* **DATASET EXTRACT**
↓
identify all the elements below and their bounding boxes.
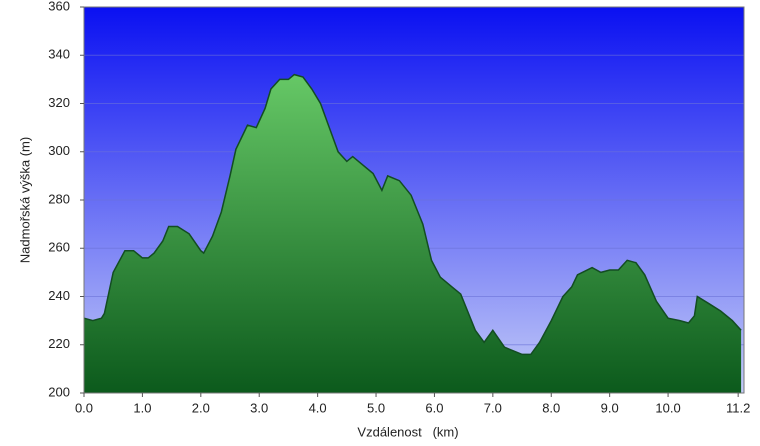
- y-axis-label: Nadmořská výška (m): [17, 137, 32, 263]
- y-tick-label: 320: [48, 95, 70, 110]
- y-tick-label: 300: [48, 143, 70, 158]
- x-tick-label: 5.0: [367, 400, 385, 415]
- x-axis-label: Vzdálenost (km): [357, 424, 458, 439]
- x-tick-label: 2.0: [192, 400, 210, 415]
- x-tick-label: 3.0: [250, 400, 268, 415]
- area-line: [83, 73, 742, 356]
- x-tick-label: 7.0: [484, 400, 502, 415]
- x-tick-label: 8.0: [542, 400, 560, 415]
- area-fill: [84, 74, 742, 393]
- x-tick-label: 9.0: [601, 400, 619, 415]
- y-tick-label: 240: [48, 288, 70, 303]
- x-tick-label: 1.0: [133, 400, 151, 415]
- x-tick-label: 10.0: [655, 400, 680, 415]
- y-tick-label: 360: [48, 0, 70, 13]
- y-tick-label: 340: [48, 47, 70, 62]
- y-tick-label: 280: [48, 191, 70, 206]
- y-tick-label: 200: [48, 384, 70, 399]
- x-tick-label: 6.0: [425, 400, 443, 415]
- x-tick-label: 11.2: [726, 400, 750, 415]
- y-tick-label: 220: [48, 336, 70, 351]
- x-tick-label: 0.0: [75, 400, 93, 415]
- x-tick-label: 4.0: [309, 400, 327, 415]
- y-tick-label: 260: [48, 240, 70, 255]
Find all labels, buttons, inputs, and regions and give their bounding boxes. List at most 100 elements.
↑
* **PROBLEM REQUIREMENTS**
Format the lines of the data above, from the line with "- y-axis-label: Nadmořská" to the line with "- x-axis-label: Vzdálenost", as a JSON list of strings with one string per line, leaving out blank lines.

* **SOLVED EXERCISE**
[
  "- y-axis-label: Nadmořská výška (m): [17, 137, 32, 263]",
  "- y-tick-label: 320: [48, 95, 70, 110]",
  "- y-tick-label: 300: [48, 143, 70, 158]",
  "- x-tick-label: 5.0: [367, 400, 385, 415]",
  "- x-axis-label: Vzdálenost (km): [357, 424, 458, 439]"
]